What is expected: Each line below should be quoted exactly, please.
━━━ Data for this exercise
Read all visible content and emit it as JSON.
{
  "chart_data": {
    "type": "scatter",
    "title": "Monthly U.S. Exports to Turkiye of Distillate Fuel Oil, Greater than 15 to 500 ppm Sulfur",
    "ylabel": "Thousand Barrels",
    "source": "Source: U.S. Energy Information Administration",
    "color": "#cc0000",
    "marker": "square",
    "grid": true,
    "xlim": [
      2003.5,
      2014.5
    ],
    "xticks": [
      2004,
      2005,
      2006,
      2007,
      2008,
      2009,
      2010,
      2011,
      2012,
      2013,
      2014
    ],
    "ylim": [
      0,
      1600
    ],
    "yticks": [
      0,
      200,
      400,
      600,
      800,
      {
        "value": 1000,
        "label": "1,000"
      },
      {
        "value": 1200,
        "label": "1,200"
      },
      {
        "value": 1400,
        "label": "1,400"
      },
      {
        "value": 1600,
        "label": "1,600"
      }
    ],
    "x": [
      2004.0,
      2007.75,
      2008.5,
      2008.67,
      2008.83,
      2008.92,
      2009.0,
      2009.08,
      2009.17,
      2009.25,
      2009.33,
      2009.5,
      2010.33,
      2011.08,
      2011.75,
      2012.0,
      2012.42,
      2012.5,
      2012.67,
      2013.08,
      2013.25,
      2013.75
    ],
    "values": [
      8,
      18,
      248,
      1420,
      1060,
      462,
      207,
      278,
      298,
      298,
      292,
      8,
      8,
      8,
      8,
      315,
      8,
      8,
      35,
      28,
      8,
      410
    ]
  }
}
━━━━━━
Exercise solution:
Read all visible content and emit it as JSON.
{
  "chart_data": {
    "type": "scatter",
    "title": "Monthly U.S. Exports to Turkiye of Distillate Fuel Oil, Greater than 15 to 500 ppm Sulfur",
    "ylabel": "Thousand Barrels",
    "source": "Source: U.S. Energy Information Administration",
    "color": "#cc0000",
    "marker": "square",
    "grid": true,
    "xlim": [
      2003.5,
      2014.5
    ],
    "xticks": [
      2004,
      2005,
      2006,
      2007,
      2008,
      2009,
      2010,
      2011,
      2012,
      2013,
      2014
    ],
    "ylim": [
      0,
      1600
    ],
    "yticks": [
      0,
      200,
      400,
      600,
      800,
      {
        "value": 1000,
        "label": "1,000"
      },
      {
        "value": 1200,
        "label": "1,200"
      },
      {
        "value": 1400,
        "label": "1,400"
      },
      {
        "value": 1600,
        "label": "1,600"
      }
    ],
    "x": [
      2004.0,
      2007.75,
      2008.5,
      2008.67,
      2008.83,
      2008.92,
      2009.0,
      2009.08,
      2009.17,
      2009.25,
      2009.33,
      2009.5,
      2010.33,
      2011.08,
      2011.75,
      2012.0,
      2012.42,
      2012.5,
      2012.67,
      2013.08,
      2013.25,
      2013.75
    ],
    "values": [
      8,
      18,
      248,
      1420,
      1060,
      462,
      207,
      278,
      298,
      298,
      292,
      8,
      8,
      8,
      8,
      315,
      8,
      8,
      35,
      28,
      8,
      410
    ]
  }
}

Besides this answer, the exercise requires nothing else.